→ **Data to process**

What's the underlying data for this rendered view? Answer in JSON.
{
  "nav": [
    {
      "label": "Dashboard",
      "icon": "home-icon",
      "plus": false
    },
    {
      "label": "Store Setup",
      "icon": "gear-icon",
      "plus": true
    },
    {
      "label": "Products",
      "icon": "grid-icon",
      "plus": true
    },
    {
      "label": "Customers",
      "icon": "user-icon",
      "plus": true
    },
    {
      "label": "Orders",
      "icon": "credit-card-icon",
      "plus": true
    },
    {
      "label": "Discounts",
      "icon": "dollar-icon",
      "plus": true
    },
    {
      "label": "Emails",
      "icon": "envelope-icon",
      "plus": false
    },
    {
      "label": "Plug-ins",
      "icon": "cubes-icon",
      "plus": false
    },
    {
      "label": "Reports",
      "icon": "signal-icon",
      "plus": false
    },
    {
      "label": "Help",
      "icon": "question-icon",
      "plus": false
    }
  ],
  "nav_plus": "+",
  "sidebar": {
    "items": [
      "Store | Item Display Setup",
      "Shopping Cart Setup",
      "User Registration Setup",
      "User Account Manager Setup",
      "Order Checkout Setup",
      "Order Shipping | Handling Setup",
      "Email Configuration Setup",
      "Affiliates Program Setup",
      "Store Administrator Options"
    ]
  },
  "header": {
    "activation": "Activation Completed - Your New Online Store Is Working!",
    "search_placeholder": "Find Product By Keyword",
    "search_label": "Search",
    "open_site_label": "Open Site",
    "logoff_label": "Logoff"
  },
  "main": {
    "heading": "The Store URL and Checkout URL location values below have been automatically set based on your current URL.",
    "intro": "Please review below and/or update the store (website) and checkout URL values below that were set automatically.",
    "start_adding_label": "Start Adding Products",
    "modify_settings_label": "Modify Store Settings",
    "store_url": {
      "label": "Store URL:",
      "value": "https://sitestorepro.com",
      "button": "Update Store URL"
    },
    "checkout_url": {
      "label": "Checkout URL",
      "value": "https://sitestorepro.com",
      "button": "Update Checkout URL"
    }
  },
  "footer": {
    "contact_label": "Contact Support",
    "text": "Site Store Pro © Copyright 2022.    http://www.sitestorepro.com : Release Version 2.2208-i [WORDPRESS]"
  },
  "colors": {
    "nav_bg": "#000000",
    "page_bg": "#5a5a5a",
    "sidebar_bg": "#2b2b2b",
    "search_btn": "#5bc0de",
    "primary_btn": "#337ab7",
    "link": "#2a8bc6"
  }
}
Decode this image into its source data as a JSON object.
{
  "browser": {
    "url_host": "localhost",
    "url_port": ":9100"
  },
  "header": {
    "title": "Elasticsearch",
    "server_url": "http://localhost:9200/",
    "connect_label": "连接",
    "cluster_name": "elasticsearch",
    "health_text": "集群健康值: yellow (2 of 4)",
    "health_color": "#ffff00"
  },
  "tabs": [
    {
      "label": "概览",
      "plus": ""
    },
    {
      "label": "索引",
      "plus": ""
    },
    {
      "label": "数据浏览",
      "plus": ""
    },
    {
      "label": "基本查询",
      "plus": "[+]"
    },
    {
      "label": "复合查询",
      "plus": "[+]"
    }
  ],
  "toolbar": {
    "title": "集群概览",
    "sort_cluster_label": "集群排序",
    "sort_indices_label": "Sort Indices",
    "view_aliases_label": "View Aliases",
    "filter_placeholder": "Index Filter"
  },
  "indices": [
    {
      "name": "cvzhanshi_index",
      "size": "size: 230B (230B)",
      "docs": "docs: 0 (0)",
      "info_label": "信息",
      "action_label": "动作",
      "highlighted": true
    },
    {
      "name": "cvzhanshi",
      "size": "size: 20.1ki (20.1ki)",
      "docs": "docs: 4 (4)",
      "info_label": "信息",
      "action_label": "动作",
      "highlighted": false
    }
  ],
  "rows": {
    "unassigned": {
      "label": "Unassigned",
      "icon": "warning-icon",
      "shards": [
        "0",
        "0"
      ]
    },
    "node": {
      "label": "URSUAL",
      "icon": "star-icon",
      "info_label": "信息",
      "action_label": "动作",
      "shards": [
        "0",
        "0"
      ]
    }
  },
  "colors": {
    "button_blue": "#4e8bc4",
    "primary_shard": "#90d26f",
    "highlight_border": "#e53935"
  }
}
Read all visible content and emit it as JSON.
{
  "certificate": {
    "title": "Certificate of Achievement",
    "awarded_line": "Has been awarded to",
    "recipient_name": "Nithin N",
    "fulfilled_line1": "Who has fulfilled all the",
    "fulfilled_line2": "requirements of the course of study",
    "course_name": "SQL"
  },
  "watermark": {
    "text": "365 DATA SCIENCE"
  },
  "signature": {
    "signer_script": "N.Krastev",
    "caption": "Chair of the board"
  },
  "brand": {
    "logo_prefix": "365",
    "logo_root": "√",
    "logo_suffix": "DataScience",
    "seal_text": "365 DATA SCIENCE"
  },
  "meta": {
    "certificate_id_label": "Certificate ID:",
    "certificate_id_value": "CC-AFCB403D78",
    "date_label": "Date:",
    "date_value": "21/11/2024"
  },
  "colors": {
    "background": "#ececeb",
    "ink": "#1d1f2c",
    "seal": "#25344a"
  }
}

→ **What to produce**
Extract the whole listing, character for character.

→ **Task solution**
What's the underlying data for this rendered view? Answer in JSON.
{
  "nav": [
    {
      "label": "Dashboard",
      "icon": "home-icon",
      "plus": false
    },
    {
      "label": "Store Setup",
      "icon": "gear-icon",
      "plus": true
    },
    {
      "label": "Products",
      "icon": "grid-icon",
      "plus": true
    },
    {
      "label": "Customers",
      "icon": "user-icon",
      "plus": true
    },
    {
      "label": "Orders",
      "icon": "credit-card-icon",
      "plus": true
    },
    {
      "label": "Discounts",
      "icon": "dollar-icon",
      "plus": true
    },
    {
      "label": "Emails",
      "icon": "envelope-icon",
      "plus": false
    },
    {
      "label": "Plug-ins",
      "icon": "cubes-icon",
      "plus": false
    },
    {
      "label": "Reports",
      "icon": "signal-icon",
      "plus": false
    },
    {
      "label": "Help",
      "icon": "question-icon",
      "plus": false
    }
  ],
  "nav_plus": "+",
  "sidebar": {
    "items": [
      "Store | Item Display Setup",
      "Shopping Cart Setup",
      "User Registration Setup",
      "User Account Manager Setup",
      "Order Checkout Setup",
      "Order Shipping | Handling Setup",
      "Email Configuration Setup",
      "Affiliates Program Setup",
      "Store Administrator Options"
    ]
  },
  "header": {
    "activation": "Activation Completed - Your New Online Store Is Working!",
    "search_placeholder": "Find Product By Keyword",
    "search_label": "Search",
    "open_site_label": "Open Site",
    "logoff_label": "Logoff"
  },
  "main": {
    "heading": "The Store URL and Checkout URL location values below have been automatically set based on your current URL.",
    "intro": "Please review below and/or update the store (website) and checkout URL values below that were set automatically.",
    "start_adding_label": "Start Adding Products",
    "modify_settings_label": "Modify Store Settings",
    "store_url": {
      "label": "Store URL:",
      "value": "https://sitestorepro.com",
      "button": "Update Store URL"
    },
    "checkout_url": {
      "label": "Checkout URL",
      "value": "https://sitestorepro.com",
      "button": "Update Checkout URL"
    }
  },
  "footer": {
    "contact_label": "Contact Support",
    "text": "Site Store Pro © Copyright 2022.    http://www.sitestorepro.com : Release Version 2.2208-i [WORDPRESS]"
  },
  "colors": {
    "nav_bg": "#000000",
    "page_bg": "#5a5a5a",
    "sidebar_bg": "#2b2b2b",
    "search_btn": "#5bc0de",
    "primary_btn": "#337ab7",
    "link": "#2a8bc6"
  }
}
Decode this image into its source data as a JSON object.
{
  "browser": {
    "url_host": "localhost",
    "url_port": ":9100"
  },
  "header": {
    "title": "Elasticsearch",
    "server_url": "http://localhost:9200/",
    "connect_label": "连接",
    "cluster_name": "elasticsearch",
    "health_text": "集群健康值: yellow (2 of 4)",
    "health_color": "#ffff00"
  },
  "tabs": [
    {
      "label": "概览",
      "plus": ""
    },
    {
      "label": "索引",
      "plus": ""
    },
    {
      "label": "数据浏览",
      "plus": ""
    },
    {
      "label": "基本查询",
      "plus": "[+]"
    },
    {
      "label": "复合查询",
      "plus": "[+]"
    }
  ],
  "toolbar": {
    "title": "集群概览",
    "sort_cluster_label": "集群排序",
    "sort_indices_label": "Sort Indices",
    "view_aliases_label": "View Aliases",
    "filter_placeholder": "Index Filter"
  },
  "indices": [
    {
      "name": "cvzhanshi_index",
      "size": "size: 230B (230B)",
      "docs": "docs: 0 (0)",
      "info_label": "信息",
      "action_label": "动作",
      "highlighted": true
    },
    {
      "name": "cvzhanshi",
      "size": "size: 20.1ki (20.1ki)",
      "docs": "docs: 4 (4)",
      "info_label": "信息",
      "action_label": "动作",
      "highlighted": false
    }
  ],
  "rows": {
    "unassigned": {
      "label": "Unassigned",
      "icon": "warning-icon",
      "shards": [
        "0",
        "0"
      ]
    },
    "node": {
      "label": "URSUAL",
      "icon": "star-icon",
      "info_label": "信息",
      "action_label": "动作",
      "shards": [
        "0",
        "0"
      ]
    }
  },
  "colors": {
    "button_blue": "#4e8bc4",
    "primary_shard": "#90d26f",
    "highlight_border": "#e53935"
  }
}
Read all visible content and emit it as JSON.
{
  "certificate": {
    "title": "Certificate of Achievement",
    "awarded_line": "Has been awarded to",
    "recipient_name": "Nithin N",
    "fulfilled_line1": "Who has fulfilled all the",
    "fulfilled_line2": "requirements of the course of study",
    "course_name": "SQL"
  },
  "watermark": {
    "text": "365 DATA SCIENCE"
  },
  "signature": {
    "signer_script": "N.Krastev",
    "caption": "Chair of the board"
  },
  "brand": {
    "logo_prefix": "365",
    "logo_root": "√",
    "logo_suffix": "DataScience",
    "seal_text": "365 DATA SCIENCE"
  },
  "meta": {
    "certificate_id_label": "Certificate ID:",
    "certificate_id_value": "CC-AFCB403D78",
    "date_label": "Date:",
    "date_value": "21/11/2024"
  },
  "colors": {
    "background": "#ececeb",
    "ink": "#1d1f2c",
    "seal": "#25344a"
  }
}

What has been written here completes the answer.